start DATASET

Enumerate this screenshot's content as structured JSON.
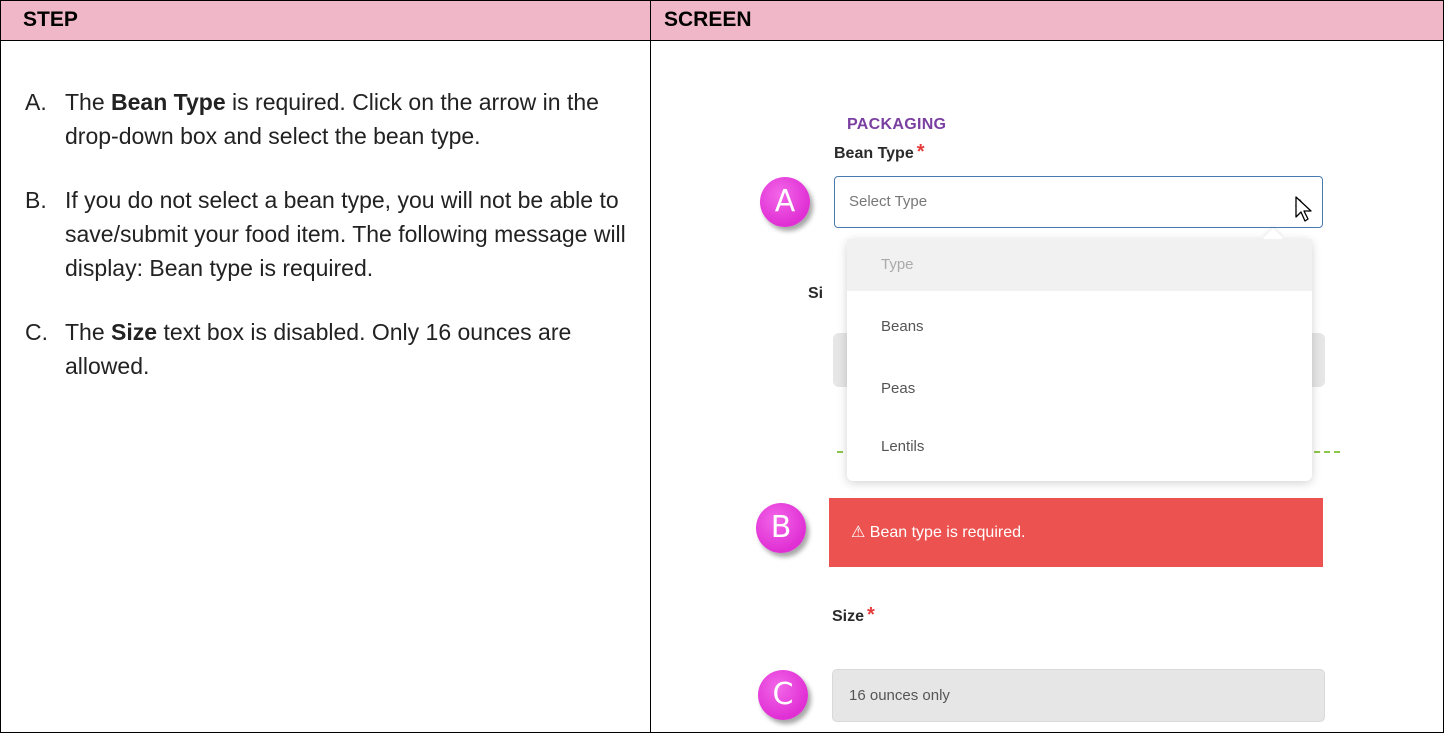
{
  "header": {
    "step": "STEP",
    "screen": "SCREEN"
  },
  "steps": [
    {
      "letter": "A.",
      "pre": "The ",
      "bold": "Bean Type",
      "post": " is required.  Click on the arrow in the drop-down box and select the bean type."
    },
    {
      "letter": "B.",
      "pre": "If you do not select a bean type, you will not be able to save/submit your food item.  The following message will display:  Bean type is required.",
      "bold": "",
      "post": ""
    },
    {
      "letter": "C.",
      "pre": "The ",
      "bold": "Size",
      "post": " text box is disabled.  Only 16 ounces are allowed."
    }
  ],
  "screen": {
    "section_title": "PACKAGING",
    "bean_type_label": "Bean Type",
    "required_mark": "*",
    "select_placeholder": "Select Type",
    "dropdown_options": [
      "Type",
      "Beans",
      "Peas",
      "Lentils"
    ],
    "hidden_label_fragment": "Si",
    "alert_text": "⚠ Bean type is required.",
    "size_label": "Size",
    "size_value": "16 ounces only",
    "badges": [
      "A",
      "B",
      "C"
    ],
    "colors": {
      "header_bg": "#f0b7c8",
      "badge": "#e02fd4",
      "alert_bg": "#ec5350",
      "section_title": "#7a3fa0",
      "required": "#e63b3b"
    }
  }
}
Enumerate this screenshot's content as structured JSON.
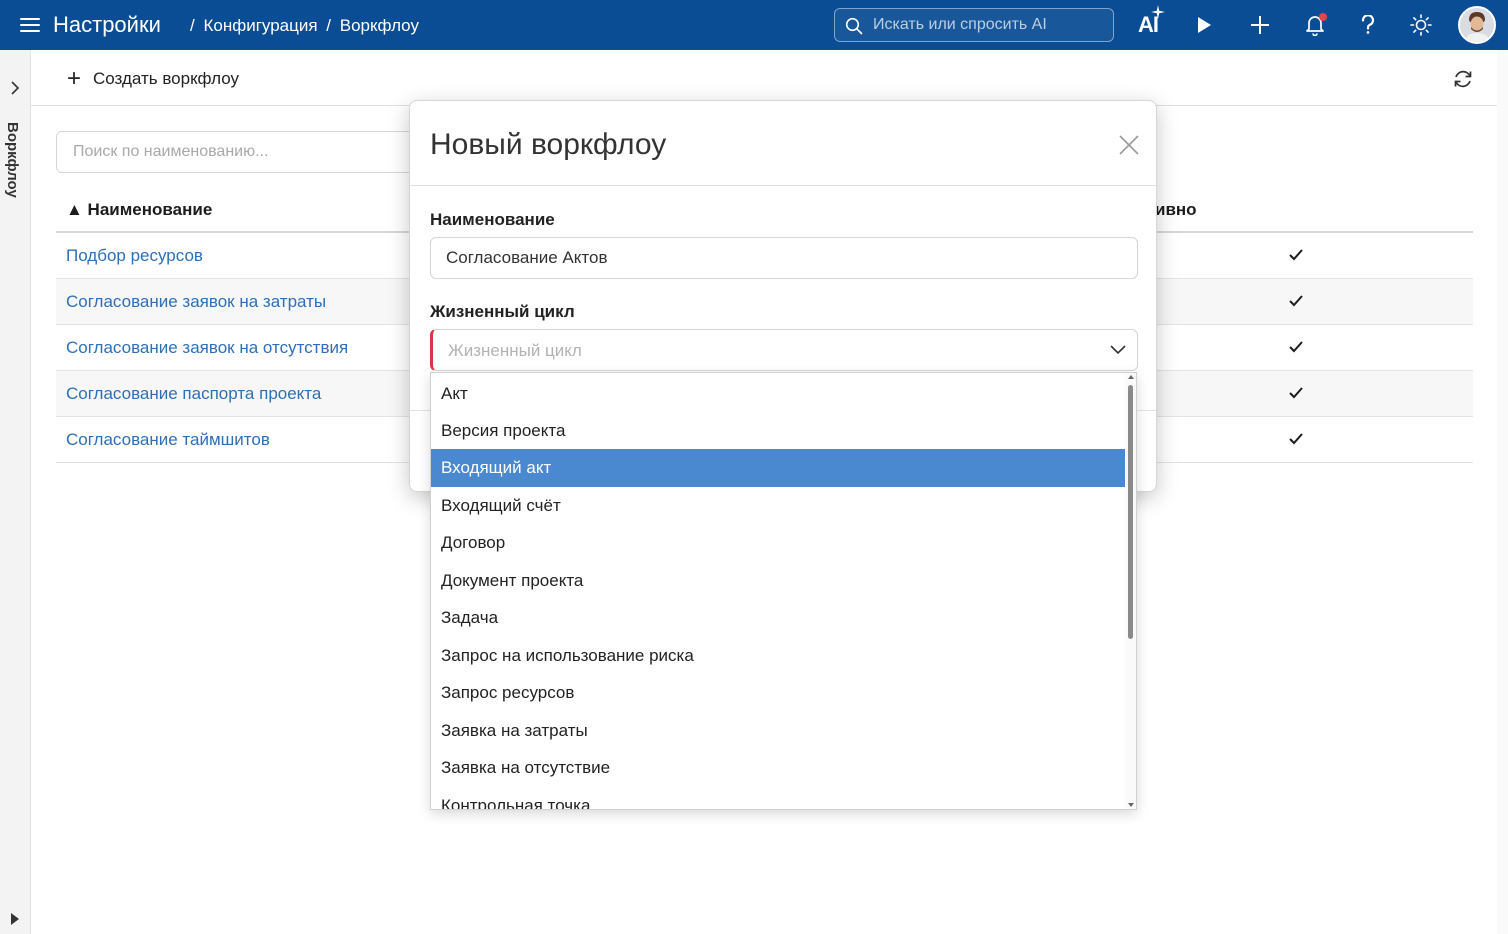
{
  "topbar": {
    "title": "Настройки",
    "breadcrumb": [
      "/",
      "Конфигурация",
      "/",
      "Воркфлоу"
    ],
    "search_placeholder": "Искать или спросить AI",
    "ai_label": "AI",
    "icons": [
      "menu-icon",
      "search-icon",
      "ai-sparkle-icon",
      "play-icon",
      "plus-icon",
      "bell-icon",
      "help-icon",
      "sun-icon",
      "avatar"
    ],
    "accent_color": "#0a4d94",
    "notification_dot_color": "#e8424a"
  },
  "left_panel": {
    "label": "Воркфлоу"
  },
  "toolbar": {
    "create_label": "Создать воркфлоу"
  },
  "list": {
    "filter_placeholder": "Поиск по наименованию...",
    "columns": {
      "name": "▲ Наименование",
      "active": "ивно"
    },
    "rows": [
      {
        "name": "Подбор ресурсов",
        "active": true
      },
      {
        "name": "Согласование заявок на затраты",
        "active": true
      },
      {
        "name": "Согласование заявок на отсутствия",
        "active": true
      },
      {
        "name": "Согласование паспорта проекта",
        "active": true
      },
      {
        "name": "Согласование таймшитов",
        "active": true
      }
    ],
    "link_color": "#2e6fb6"
  },
  "modal": {
    "title": "Новый воркфлоу",
    "name_label": "Наименование",
    "name_value": "Согласование Актов",
    "lifecycle_label": "Жизненный цикл",
    "lifecycle_placeholder": "Жизненный цикл",
    "required_color": "#dc3545"
  },
  "dropdown": {
    "options": [
      "Акт",
      "Версия проекта",
      "Входящий акт",
      "Входящий счёт",
      "Договор",
      "Документ проекта",
      "Задача",
      "Запрос на использование риска",
      "Запрос ресурсов",
      "Заявка на затраты",
      "Заявка на отсутствие",
      "Контрольная точка"
    ],
    "selected": "Входящий акт",
    "selected_color": "#4a89d0"
  }
}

end DATASET

### [SET PROBLEM]
Go through the data above and find the lines with the word "Входящий". Copy each of those lines.

### [ANSWER FOR THIS EXERCISE]
      "Входящий акт",
      "Входящий счёт",
    "selected": "Входящий акт",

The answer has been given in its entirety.